▶ Task to carry out
Copy the records below exactly as they are written.

▶ Dataset
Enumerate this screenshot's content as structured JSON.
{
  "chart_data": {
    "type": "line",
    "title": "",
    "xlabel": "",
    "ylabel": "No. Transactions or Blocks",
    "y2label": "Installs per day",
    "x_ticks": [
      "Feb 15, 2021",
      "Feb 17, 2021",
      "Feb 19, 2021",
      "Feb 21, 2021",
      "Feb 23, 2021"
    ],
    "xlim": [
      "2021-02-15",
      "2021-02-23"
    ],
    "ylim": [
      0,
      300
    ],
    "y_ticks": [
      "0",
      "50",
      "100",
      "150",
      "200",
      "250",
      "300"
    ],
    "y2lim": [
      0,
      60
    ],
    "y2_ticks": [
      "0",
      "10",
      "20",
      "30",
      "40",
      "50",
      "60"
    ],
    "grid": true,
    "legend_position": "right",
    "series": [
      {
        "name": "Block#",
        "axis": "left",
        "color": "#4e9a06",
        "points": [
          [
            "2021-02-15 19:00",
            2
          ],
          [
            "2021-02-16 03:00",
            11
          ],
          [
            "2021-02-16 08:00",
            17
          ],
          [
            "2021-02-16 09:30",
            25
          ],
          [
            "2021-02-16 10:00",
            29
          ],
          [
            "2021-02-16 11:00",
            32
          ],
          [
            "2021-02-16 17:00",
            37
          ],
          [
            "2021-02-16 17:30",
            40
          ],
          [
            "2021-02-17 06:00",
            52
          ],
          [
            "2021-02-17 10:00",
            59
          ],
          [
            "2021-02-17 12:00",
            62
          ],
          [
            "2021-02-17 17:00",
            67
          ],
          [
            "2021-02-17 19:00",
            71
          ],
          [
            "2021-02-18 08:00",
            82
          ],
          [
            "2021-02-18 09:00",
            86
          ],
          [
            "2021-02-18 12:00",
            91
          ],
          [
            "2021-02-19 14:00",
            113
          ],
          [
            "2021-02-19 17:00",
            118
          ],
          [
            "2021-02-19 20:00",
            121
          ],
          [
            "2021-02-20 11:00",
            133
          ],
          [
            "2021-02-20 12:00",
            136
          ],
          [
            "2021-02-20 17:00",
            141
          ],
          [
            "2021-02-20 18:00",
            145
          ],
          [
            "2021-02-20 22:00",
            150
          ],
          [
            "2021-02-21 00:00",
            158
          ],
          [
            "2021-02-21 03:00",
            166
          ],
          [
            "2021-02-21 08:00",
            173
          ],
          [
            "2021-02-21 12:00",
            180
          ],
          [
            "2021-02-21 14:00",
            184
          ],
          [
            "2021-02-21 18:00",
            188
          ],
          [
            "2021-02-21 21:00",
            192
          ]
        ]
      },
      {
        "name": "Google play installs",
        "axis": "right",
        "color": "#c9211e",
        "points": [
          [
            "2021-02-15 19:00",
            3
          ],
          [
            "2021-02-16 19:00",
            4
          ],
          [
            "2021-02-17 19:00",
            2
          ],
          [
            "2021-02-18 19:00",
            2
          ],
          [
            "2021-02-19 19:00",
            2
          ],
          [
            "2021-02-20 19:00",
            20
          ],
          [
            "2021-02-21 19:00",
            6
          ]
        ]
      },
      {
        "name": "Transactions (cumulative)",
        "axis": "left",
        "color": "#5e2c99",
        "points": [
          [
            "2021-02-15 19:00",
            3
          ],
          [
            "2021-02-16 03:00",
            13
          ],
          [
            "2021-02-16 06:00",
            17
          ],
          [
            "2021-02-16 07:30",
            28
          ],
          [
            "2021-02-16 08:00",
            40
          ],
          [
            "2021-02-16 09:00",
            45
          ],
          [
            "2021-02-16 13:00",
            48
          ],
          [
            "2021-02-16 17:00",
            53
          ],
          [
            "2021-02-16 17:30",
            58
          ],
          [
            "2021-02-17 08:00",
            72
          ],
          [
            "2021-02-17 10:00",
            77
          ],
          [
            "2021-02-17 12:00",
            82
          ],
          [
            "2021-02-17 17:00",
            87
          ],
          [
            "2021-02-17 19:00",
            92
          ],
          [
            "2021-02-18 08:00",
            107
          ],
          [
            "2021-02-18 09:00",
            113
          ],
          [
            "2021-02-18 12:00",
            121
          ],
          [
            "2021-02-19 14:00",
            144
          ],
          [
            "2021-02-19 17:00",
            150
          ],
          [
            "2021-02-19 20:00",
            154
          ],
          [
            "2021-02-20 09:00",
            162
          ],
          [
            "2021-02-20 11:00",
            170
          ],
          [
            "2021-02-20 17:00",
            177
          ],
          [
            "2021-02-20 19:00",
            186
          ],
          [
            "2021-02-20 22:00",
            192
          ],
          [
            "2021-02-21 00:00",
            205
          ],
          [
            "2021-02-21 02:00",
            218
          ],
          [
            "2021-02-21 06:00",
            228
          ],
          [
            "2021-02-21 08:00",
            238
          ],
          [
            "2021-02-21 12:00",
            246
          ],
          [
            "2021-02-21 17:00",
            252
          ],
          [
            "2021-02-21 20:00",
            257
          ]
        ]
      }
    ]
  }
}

▶ Response to the task
Enumerate this screenshot's content as structured JSON.
{
  "chart_data": {
    "type": "line",
    "title": "",
    "xlabel": "",
    "ylabel": "No. Transactions or Blocks",
    "y2label": "Installs per day",
    "x_ticks": [
      "Feb 15, 2021",
      "Feb 17, 2021",
      "Feb 19, 2021",
      "Feb 21, 2021",
      "Feb 23, 2021"
    ],
    "xlim": [
      "2021-02-15",
      "2021-02-23"
    ],
    "ylim": [
      0,
      300
    ],
    "y_ticks": [
      "0",
      "50",
      "100",
      "150",
      "200",
      "250",
      "300"
    ],
    "y2lim": [
      0,
      60
    ],
    "y2_ticks": [
      "0",
      "10",
      "20",
      "30",
      "40",
      "50",
      "60"
    ],
    "grid": true,
    "legend_position": "right",
    "series": [
      {
        "name": "Block#",
        "axis": "left",
        "color": "#4e9a06",
        "points": [
          [
            "2021-02-15 19:00",
            2
          ],
          [
            "2021-02-16 03:00",
            11
          ],
          [
            "2021-02-16 08:00",
            17
          ],
          [
            "2021-02-16 09:30",
            25
          ],
          [
            "2021-02-16 10:00",
            29
          ],
          [
            "2021-02-16 11:00",
            32
          ],
          [
            "2021-02-16 17:00",
            37
          ],
          [
            "2021-02-16 17:30",
            40
          ],
          [
            "2021-02-17 06:00",
            52
          ],
          [
            "2021-02-17 10:00",
            59
          ],
          [
            "2021-02-17 12:00",
            62
          ],
          [
            "2021-02-17 17:00",
            67
          ],
          [
            "2021-02-17 19:00",
            71
          ],
          [
            "2021-02-18 08:00",
            82
          ],
          [
            "2021-02-18 09:00",
            86
          ],
          [
            "2021-02-18 12:00",
            91
          ],
          [
            "2021-02-19 14:00",
            113
          ],
          [
            "2021-02-19 17:00",
            118
          ],
          [
            "2021-02-19 20:00",
            121
          ],
          [
            "2021-02-20 11:00",
            133
          ],
          [
            "2021-02-20 12:00",
            136
          ],
          [
            "2021-02-20 17:00",
            141
          ],
          [
            "2021-02-20 18:00",
            145
          ],
          [
            "2021-02-20 22:00",
            150
          ],
          [
            "2021-02-21 00:00",
            158
          ],
          [
            "2021-02-21 03:00",
            166
          ],
          [
            "2021-02-21 08:00",
            173
          ],
          [
            "2021-02-21 12:00",
            180
          ],
          [
            "2021-02-21 14:00",
            184
          ],
          [
            "2021-02-21 18:00",
            188
          ],
          [
            "2021-02-21 21:00",
            192
          ]
        ]
      },
      {
        "name": "Google play installs",
        "axis": "right",
        "color": "#c9211e",
        "points": [
          [
            "2021-02-15 19:00",
            3
          ],
          [
            "2021-02-16 19:00",
            4
          ],
          [
            "2021-02-17 19:00",
            2
          ],
          [
            "2021-02-18 19:00",
            2
          ],
          [
            "2021-02-19 19:00",
            2
          ],
          [
            "2021-02-20 19:00",
            20
          ],
          [
            "2021-02-21 19:00",
            6
          ]
        ]
      },
      {
        "name": "Transactions (cumulative)",
        "axis": "left",
        "color": "#5e2c99",
        "points": [
          [
            "2021-02-15 19:00",
            3
          ],
          [
            "2021-02-16 03:00",
            13
          ],
          [
            "2021-02-16 06:00",
            17
          ],
          [
            "2021-02-16 07:30",
            28
          ],
          [
            "2021-02-16 08:00",
            40
          ],
          [
            "2021-02-16 09:00",
            45
          ],
          [
            "2021-02-16 13:00",
            48
          ],
          [
            "2021-02-16 17:00",
            53
          ],
          [
            "2021-02-16 17:30",
            58
          ],
          [
            "2021-02-17 08:00",
            72
          ],
          [
            "2021-02-17 10:00",
            77
          ],
          [
            "2021-02-17 12:00",
            82
          ],
          [
            "2021-02-17 17:00",
            87
          ],
          [
            "2021-02-17 19:00",
            92
          ],
          [
            "2021-02-18 08:00",
            107
          ],
          [
            "2021-02-18 09:00",
            113
          ],
          [
            "2021-02-18 12:00",
            121
          ],
          [
            "2021-02-19 14:00",
            144
          ],
          [
            "2021-02-19 17:00",
            150
          ],
          [
            "2021-02-19 20:00",
            154
          ],
          [
            "2021-02-20 09:00",
            162
          ],
          [
            "2021-02-20 11:00",
            170
          ],
          [
            "2021-02-20 17:00",
            177
          ],
          [
            "2021-02-20 19:00",
            186
          ],
          [
            "2021-02-20 22:00",
            192
          ],
          [
            "2021-02-21 00:00",
            205
          ],
          [
            "2021-02-21 02:00",
            218
          ],
          [
            "2021-02-21 06:00",
            228
          ],
          [
            "2021-02-21 08:00",
            238
          ],
          [
            "2021-02-21 12:00",
            246
          ],
          [
            "2021-02-21 17:00",
            252
          ],
          [
            "2021-02-21 20:00",
            257
          ]
        ]
      }
    ]
  }
}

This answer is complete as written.